- INSTRUCTIONS FOR THE TASK:
Which lines in the records contain the word "part"? Gather each of them and copy it out in full.

-- Begin DATA --

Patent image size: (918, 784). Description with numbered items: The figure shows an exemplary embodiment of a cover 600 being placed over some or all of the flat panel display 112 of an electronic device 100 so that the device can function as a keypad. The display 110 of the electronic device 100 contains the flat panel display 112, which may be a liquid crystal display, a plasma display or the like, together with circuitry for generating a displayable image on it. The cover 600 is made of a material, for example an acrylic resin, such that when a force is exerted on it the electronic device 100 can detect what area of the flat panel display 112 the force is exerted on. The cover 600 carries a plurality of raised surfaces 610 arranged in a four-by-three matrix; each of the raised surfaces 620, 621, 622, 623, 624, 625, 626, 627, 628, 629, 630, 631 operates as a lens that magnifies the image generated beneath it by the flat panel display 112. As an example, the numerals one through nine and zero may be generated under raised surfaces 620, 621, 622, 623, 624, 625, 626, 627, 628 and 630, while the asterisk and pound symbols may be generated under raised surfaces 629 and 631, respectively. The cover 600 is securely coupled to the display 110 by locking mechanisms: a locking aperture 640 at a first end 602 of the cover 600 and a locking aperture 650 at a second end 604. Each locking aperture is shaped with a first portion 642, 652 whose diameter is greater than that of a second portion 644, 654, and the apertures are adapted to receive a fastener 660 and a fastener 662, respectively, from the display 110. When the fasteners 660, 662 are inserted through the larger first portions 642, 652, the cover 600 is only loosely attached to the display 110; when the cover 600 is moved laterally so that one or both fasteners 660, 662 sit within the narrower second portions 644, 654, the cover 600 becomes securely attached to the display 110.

-- End DATA --
-- Begin DATA --

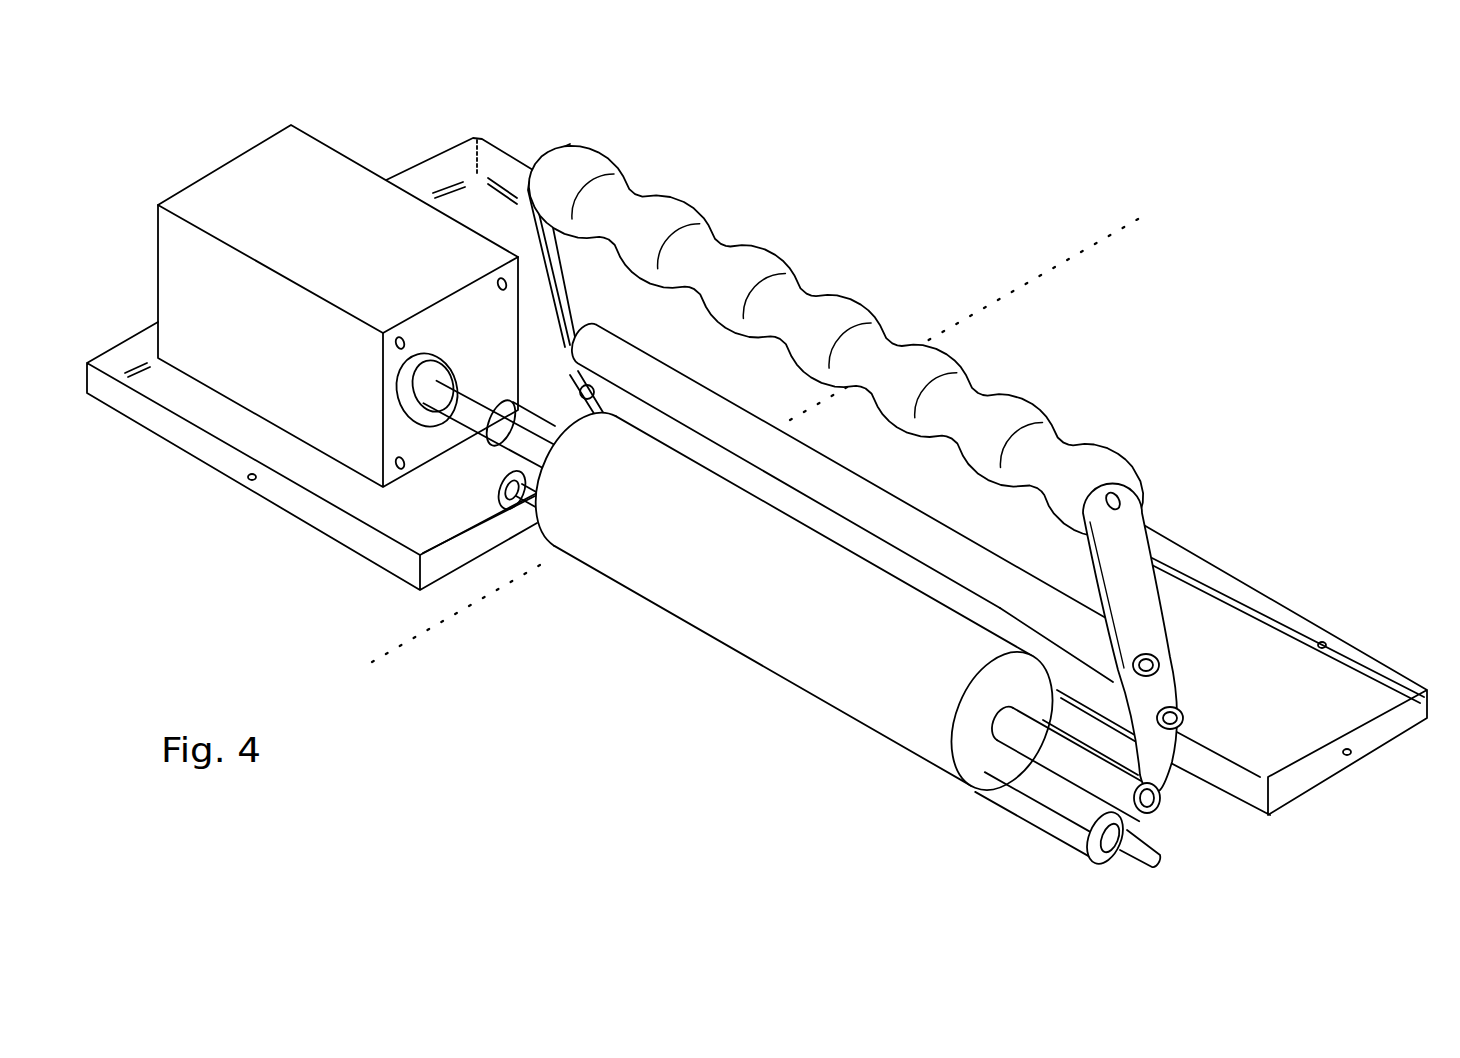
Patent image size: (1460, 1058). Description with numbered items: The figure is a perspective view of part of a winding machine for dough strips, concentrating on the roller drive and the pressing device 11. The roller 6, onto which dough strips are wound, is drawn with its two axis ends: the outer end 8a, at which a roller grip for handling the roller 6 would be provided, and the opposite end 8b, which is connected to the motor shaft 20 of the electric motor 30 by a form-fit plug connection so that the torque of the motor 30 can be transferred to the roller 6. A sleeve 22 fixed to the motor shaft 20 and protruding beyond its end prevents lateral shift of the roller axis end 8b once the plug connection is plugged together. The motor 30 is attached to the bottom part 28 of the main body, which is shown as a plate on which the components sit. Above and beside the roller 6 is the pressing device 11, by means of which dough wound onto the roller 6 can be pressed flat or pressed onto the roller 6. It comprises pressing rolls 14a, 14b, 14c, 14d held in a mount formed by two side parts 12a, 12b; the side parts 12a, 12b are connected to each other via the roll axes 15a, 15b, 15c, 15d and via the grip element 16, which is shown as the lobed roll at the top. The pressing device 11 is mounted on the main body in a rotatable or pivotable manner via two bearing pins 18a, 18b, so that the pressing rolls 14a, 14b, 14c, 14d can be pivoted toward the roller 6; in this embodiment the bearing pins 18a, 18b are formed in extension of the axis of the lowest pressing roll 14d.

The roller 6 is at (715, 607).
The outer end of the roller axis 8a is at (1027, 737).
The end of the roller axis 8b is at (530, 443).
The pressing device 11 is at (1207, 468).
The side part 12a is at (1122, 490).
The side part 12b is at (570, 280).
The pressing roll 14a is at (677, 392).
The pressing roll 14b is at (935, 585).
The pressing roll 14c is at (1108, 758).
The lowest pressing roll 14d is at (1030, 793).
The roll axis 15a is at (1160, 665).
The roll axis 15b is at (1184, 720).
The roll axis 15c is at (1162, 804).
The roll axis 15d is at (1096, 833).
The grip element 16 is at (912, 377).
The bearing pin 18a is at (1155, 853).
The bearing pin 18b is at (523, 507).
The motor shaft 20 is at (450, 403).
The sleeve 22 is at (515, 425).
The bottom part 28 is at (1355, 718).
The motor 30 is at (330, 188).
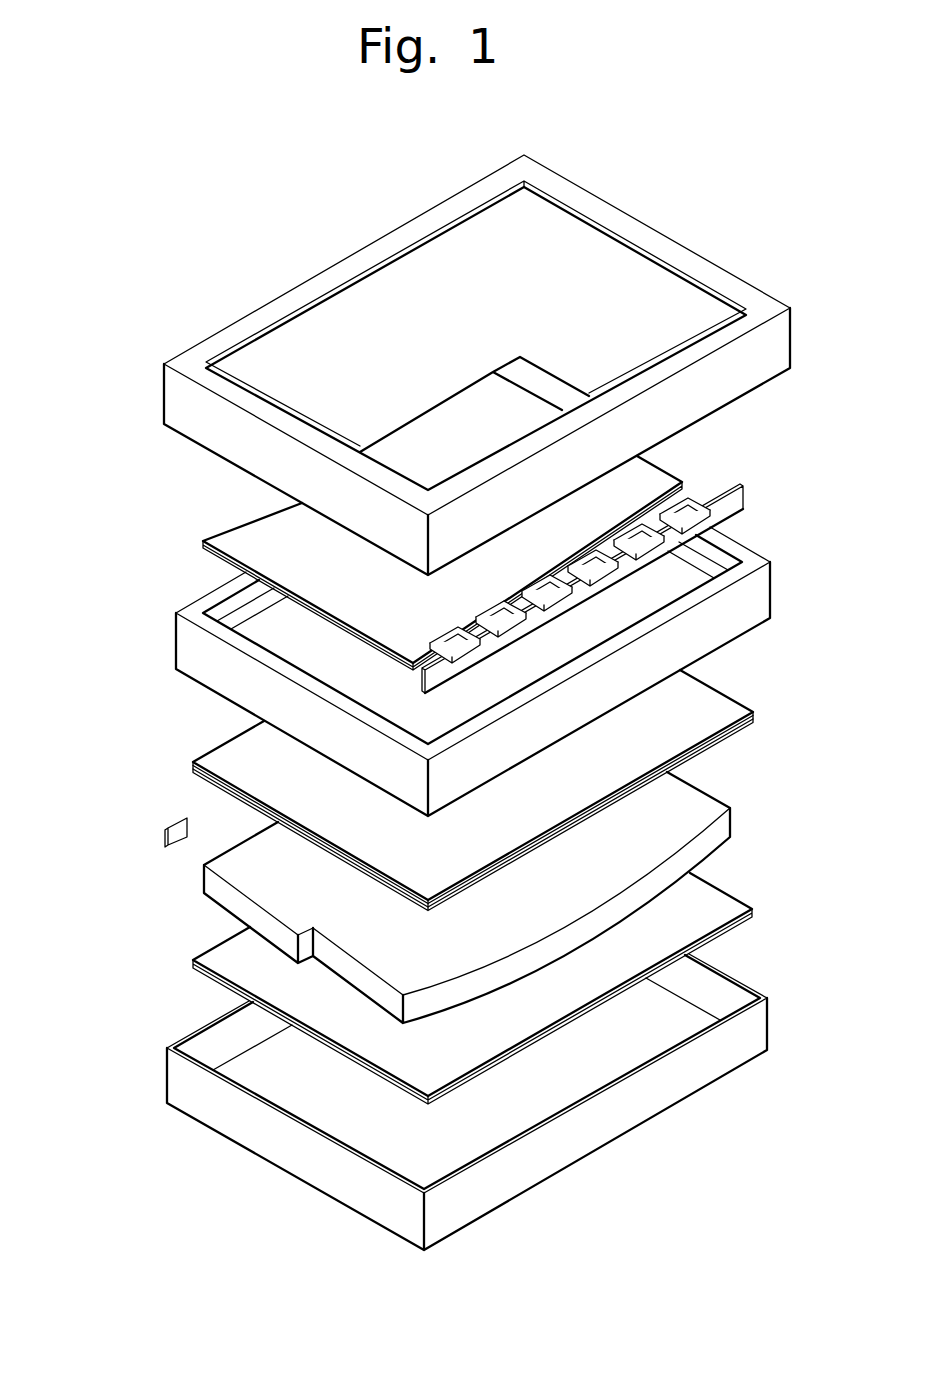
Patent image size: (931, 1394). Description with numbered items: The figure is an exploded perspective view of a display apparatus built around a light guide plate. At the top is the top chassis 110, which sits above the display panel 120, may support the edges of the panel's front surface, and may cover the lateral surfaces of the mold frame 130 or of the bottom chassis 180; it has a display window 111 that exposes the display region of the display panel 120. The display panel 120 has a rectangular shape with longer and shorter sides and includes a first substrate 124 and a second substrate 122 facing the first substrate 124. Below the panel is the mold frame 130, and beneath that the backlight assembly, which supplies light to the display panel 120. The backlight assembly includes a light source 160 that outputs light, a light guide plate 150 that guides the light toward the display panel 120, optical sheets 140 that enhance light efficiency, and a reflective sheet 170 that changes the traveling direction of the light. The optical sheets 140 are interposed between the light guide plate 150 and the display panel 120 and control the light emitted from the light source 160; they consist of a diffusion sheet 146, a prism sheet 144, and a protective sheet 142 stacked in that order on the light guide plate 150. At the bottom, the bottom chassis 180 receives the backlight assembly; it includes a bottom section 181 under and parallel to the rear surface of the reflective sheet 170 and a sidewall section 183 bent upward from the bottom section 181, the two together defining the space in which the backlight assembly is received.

-- End DATA --

- EXERCISE ANSWER:
Patent image size: (1460, 1058). Description with numbered items: The figure is a perspective view of part of a winding machine for dough strips, concentrating on the roller drive and the pressing device 11. The roller 6, onto which dough strips are wound, is drawn with its two axis ends: the outer end 8a, at which a roller grip for handling the roller 6 would be provided, and the opposite end 8b, which is connected to the motor shaft 20 of the electric motor 30 by a form-fit plug connection so that the torque of the motor 30 can be transferred to the roller 6. A sleeve 22 fixed to the motor shaft 20 and protruding beyond its end prevents lateral shift of the roller axis end 8b once the plug connection is plugged together. The motor 30 is attached to the bottom part 28 of the main body, which is shown as a plate on which the components sit. Above and beside the roller 6 is the pressing device 11, by means of which dough wound onto the roller 6 can be pressed flat or pressed onto the roller 6. It comprises pressing rolls 14a, 14b, 14c, 14d held in a mount formed by two side parts 12a, 12b; the side parts 12a, 12b are connected to each other via the roll axes 15a, 15b, 15c, 15d and via the grip element 16, which is shown as the lobed roll at the top. The pressing device 11 is mounted on the main body in a rotatable or pivotable manner via two bearing pins 18a, 18b, so that the pressing rolls 14a, 14b, 14c, 14d can be pivoted toward the roller 6; in this embodiment the bearing pins 18a, 18b are formed in extension of the axis of the lowest pressing roll 14d.
The side part 12a is at (1122, 490).
The side part 12b is at (570, 280).
The bottom part 28 is at (1355, 718).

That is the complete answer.